__Task directions__
Quote the listing below in its entirety, omitting every image.

<<<<

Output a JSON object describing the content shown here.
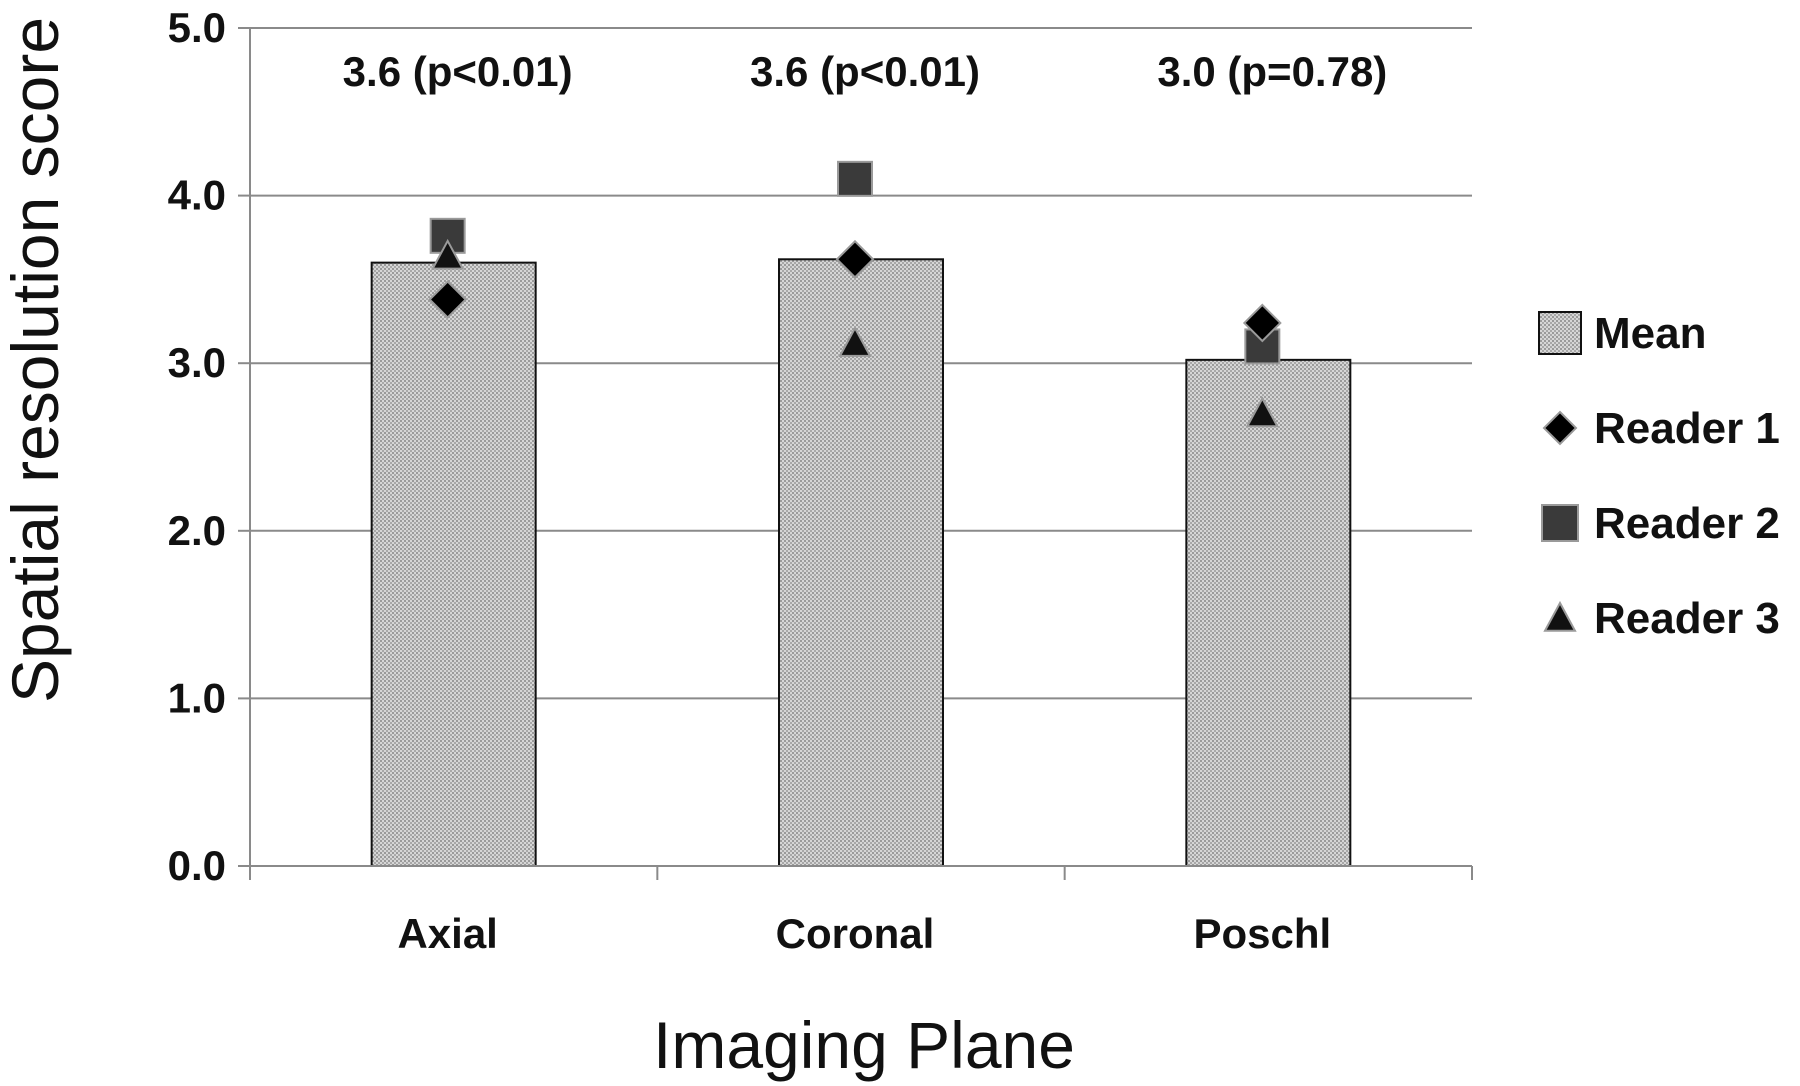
{
  "chart_data": {
    "type": "bar",
    "xlabel": "Imaging Plane",
    "ylabel": "Spatial resolution score",
    "categories": [
      "Axial",
      "Coronal",
      "Poschl"
    ],
    "ylim": [
      0,
      5
    ],
    "yticks": [
      "0.0",
      "1.0",
      "2.0",
      "3.0",
      "4.0",
      "5.0"
    ],
    "grid": true,
    "legend_position": "right",
    "series": [
      {
        "name": "Mean",
        "kind": "bar",
        "marker": "square",
        "values": [
          3.6,
          3.62,
          3.02
        ]
      },
      {
        "name": "Reader 1",
        "kind": "point",
        "marker": "diamond",
        "values": [
          3.38,
          3.62,
          3.24
        ]
      },
      {
        "name": "Reader 2",
        "kind": "point",
        "marker": "square",
        "values": [
          3.76,
          4.1,
          3.1
        ]
      },
      {
        "name": "Reader 3",
        "kind": "point",
        "marker": "triangle",
        "values": [
          3.64,
          3.12,
          2.7
        ]
      }
    ],
    "annotations": [
      "3.6 (p<0.01)",
      "3.6 (p<0.01)",
      "3.0 (p=0.78)"
    ],
    "colors": {
      "bar_fill": "#c9c9c9",
      "bar_stroke": "#111111",
      "reader1": "#000000",
      "reader2": "#3a3a3a",
      "reader3": "#111111",
      "grid": "#8a8a8a",
      "axis": "#8a8a8a"
    }
  }
}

>>>>

__Result__
Output a JSON object describing the content shown here.
{
  "chart_data": {
    "type": "bar",
    "xlabel": "Imaging Plane",
    "ylabel": "Spatial resolution score",
    "categories": [
      "Axial",
      "Coronal",
      "Poschl"
    ],
    "ylim": [
      0,
      5
    ],
    "yticks": [
      "0.0",
      "1.0",
      "2.0",
      "3.0",
      "4.0",
      "5.0"
    ],
    "grid": true,
    "legend_position": "right",
    "series": [
      {
        "name": "Mean",
        "kind": "bar",
        "marker": "square",
        "values": [
          3.6,
          3.62,
          3.02
        ]
      },
      {
        "name": "Reader 1",
        "kind": "point",
        "marker": "diamond",
        "values": [
          3.38,
          3.62,
          3.24
        ]
      },
      {
        "name": "Reader 2",
        "kind": "point",
        "marker": "square",
        "values": [
          3.76,
          4.1,
          3.1
        ]
      },
      {
        "name": "Reader 3",
        "kind": "point",
        "marker": "triangle",
        "values": [
          3.64,
          3.12,
          2.7
        ]
      }
    ],
    "annotations": [
      "3.6 (p<0.01)",
      "3.6 (p<0.01)",
      "3.0 (p=0.78)"
    ],
    "colors": {
      "bar_fill": "#c9c9c9",
      "bar_stroke": "#111111",
      "reader1": "#000000",
      "reader2": "#3a3a3a",
      "reader3": "#111111",
      "grid": "#8a8a8a",
      "axis": "#8a8a8a"
    }
  }
}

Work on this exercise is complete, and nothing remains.